**Data records**
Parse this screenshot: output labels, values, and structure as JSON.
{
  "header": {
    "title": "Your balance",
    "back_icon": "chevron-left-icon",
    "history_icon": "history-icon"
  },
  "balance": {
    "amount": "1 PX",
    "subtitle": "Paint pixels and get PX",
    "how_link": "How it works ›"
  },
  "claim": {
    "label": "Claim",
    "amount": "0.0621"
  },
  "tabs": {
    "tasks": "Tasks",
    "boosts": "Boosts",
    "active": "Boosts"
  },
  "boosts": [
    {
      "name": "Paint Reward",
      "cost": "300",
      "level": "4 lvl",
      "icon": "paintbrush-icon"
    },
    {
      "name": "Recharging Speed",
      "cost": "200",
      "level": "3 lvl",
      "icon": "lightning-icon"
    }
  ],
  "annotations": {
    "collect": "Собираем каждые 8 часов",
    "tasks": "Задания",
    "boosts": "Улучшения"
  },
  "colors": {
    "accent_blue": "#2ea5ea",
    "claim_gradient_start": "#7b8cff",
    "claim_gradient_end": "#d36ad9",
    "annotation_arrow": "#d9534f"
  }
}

**What you should do**
Your task is to transcribe the material exactly.

**Output of the exercise**
Parse this screenshot: output labels, values, and structure as JSON.
{
  "header": {
    "title": "Your balance",
    "back_icon": "chevron-left-icon",
    "history_icon": "history-icon"
  },
  "balance": {
    "amount": "1 PX",
    "subtitle": "Paint pixels and get PX",
    "how_link": "How it works ›"
  },
  "claim": {
    "label": "Claim",
    "amount": "0.0621"
  },
  "tabs": {
    "tasks": "Tasks",
    "boosts": "Boosts",
    "active": "Boosts"
  },
  "boosts": [
    {
      "name": "Paint Reward",
      "cost": "300",
      "level": "4 lvl",
      "icon": "paintbrush-icon"
    },
    {
      "name": "Recharging Speed",
      "cost": "200",
      "level": "3 lvl",
      "icon": "lightning-icon"
    }
  ],
  "annotations": {
    "collect": "Собираем каждые 8 часов",
    "tasks": "Задания",
    "boosts": "Улучшения"
  },
  "colors": {
    "accent_blue": "#2ea5ea",
    "claim_gradient_start": "#7b8cff",
    "claim_gradient_end": "#d36ad9",
    "annotation_arrow": "#d9534f"
  }
}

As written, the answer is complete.